- TASK BRIEF -
Pictures do not belong in your copy. Repeat all the other data exactly.

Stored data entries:

>> begin

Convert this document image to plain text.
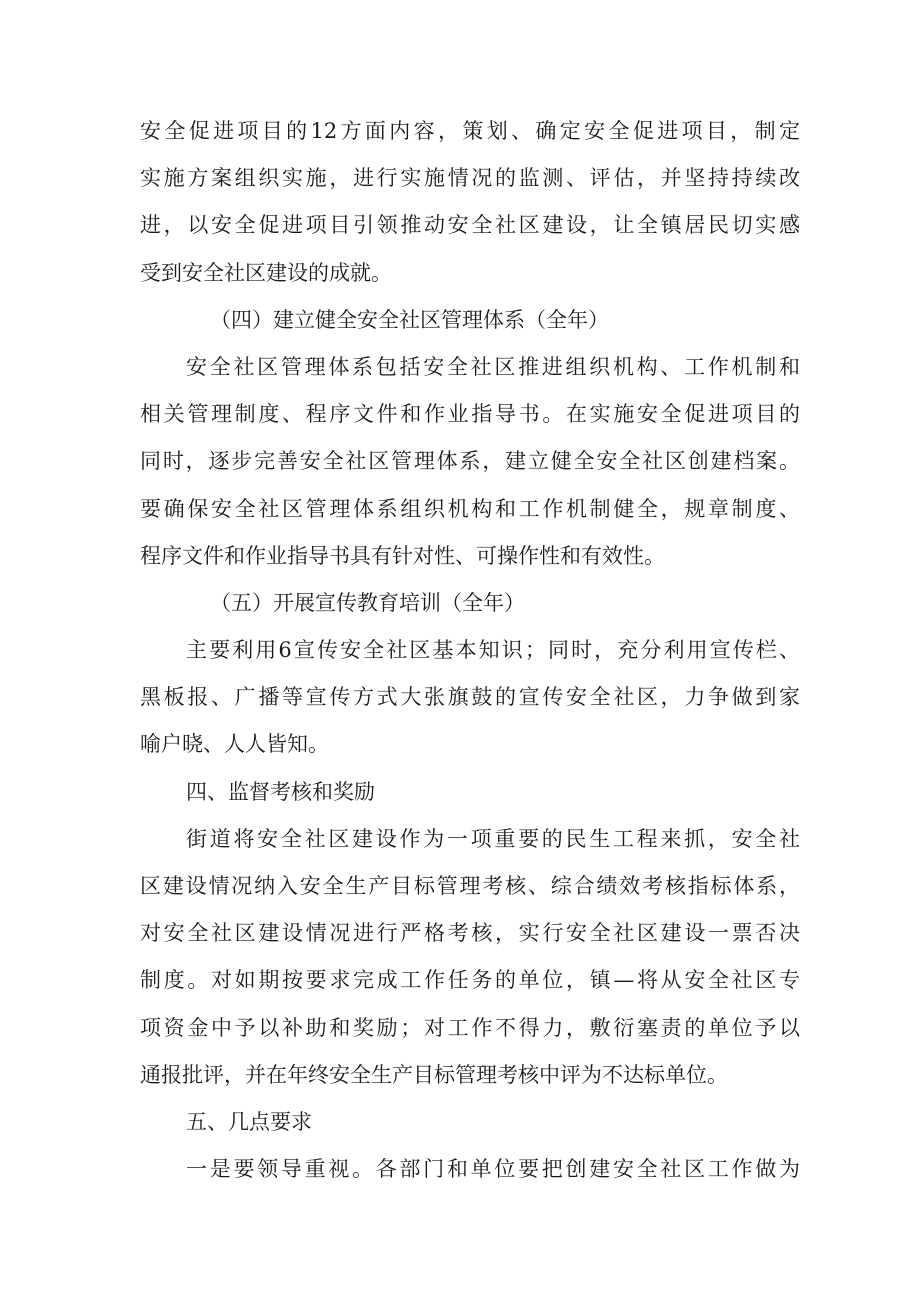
安全促进项目的12方面内容，策划、确定安全促进项目，制定
实施方案组织实施，进行实施情况的监测、评估，并坚持持续改
进，以安全促进项目引领推动安全社区建设，让全镇居民切实感
受到安全社区建设的成就。
（四）建立健全安全社区管理体系（全年）
安全社区管理体系包括安全社区推进组织机构、工作机制和
相关管理制度、程序文件和作业指导书。在实施安全促进项目的
同时，逐步完善安全社区管理体系，建立健全安全社区创建档案。
要确保安全社区管理体系组织机构和工作机制健全，规章制度、
程序文件和作业指导书具有针对性、可操作性和有效性。
（五）开展宣传教育培训（全年）
主要利用6宣传安全社区基本知识；同时，充分利用宣传栏、
黑板报、广播等宣传方式大张旗鼓的宣传安全社区，力争做到家
喻户晓、人人皆知。
四、监督考核和奖励
街道将安全社区建设作为一项重要的民生工程来抓，安全社
区建设情况纳入安全生产目标管理考核、综合绩效考核指标体系，
对安全社区建设情况进行严格考核，实行安全社区建设一票否决
制度。对如期按要求完成工作任务的单位，镇—将从安全社区专
项资金中予以补助和奖励；对工作不得力，敷衍塞责的单位予以
通报批评，并在年终安全生产目标管理考核中评为不达标单位。
五、几点要求
一是要领导重视。各部门和单位要把创建安全社区工作做为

>> end

- RESULT OF THE EXERCISE -
Convert this document image to plain text.
安全促进项目的12方面内容，策划、确定安全促进项目，制定
实施方案组织实施，进行实施情况的监测、评估，并坚持持续改
进，以安全促进项目引领推动安全社区建设，让全镇居民切实感
受到安全社区建设的成就。
（四）建立健全安全社区管理体系（全年）
安全社区管理体系包括安全社区推进组织机构、工作机制和
相关管理制度、程序文件和作业指导书。在实施安全促进项目的
同时，逐步完善安全社区管理体系，建立健全安全社区创建档案。
要确保安全社区管理体系组织机构和工作机制健全，规章制度、
程序文件和作业指导书具有针对性、可操作性和有效性。
（五）开展宣传教育培训（全年）
主要利用6宣传安全社区基本知识；同时，充分利用宣传栏、
黑板报、广播等宣传方式大张旗鼓的宣传安全社区，力争做到家
喻户晓、人人皆知。
四、监督考核和奖励
街道将安全社区建设作为一项重要的民生工程来抓，安全社
区建设情况纳入安全生产目标管理考核、综合绩效考核指标体系，
对安全社区建设情况进行严格考核，实行安全社区建设一票否决
制度。对如期按要求完成工作任务的单位，镇—将从安全社区专
项资金中予以补助和奖励；对工作不得力，敷衍塞责的单位予以
通报批评，并在年终安全生产目标管理考核中评为不达标单位。
五、几点要求
一是要领导重视。各部门和单位要把创建安全社区工作做为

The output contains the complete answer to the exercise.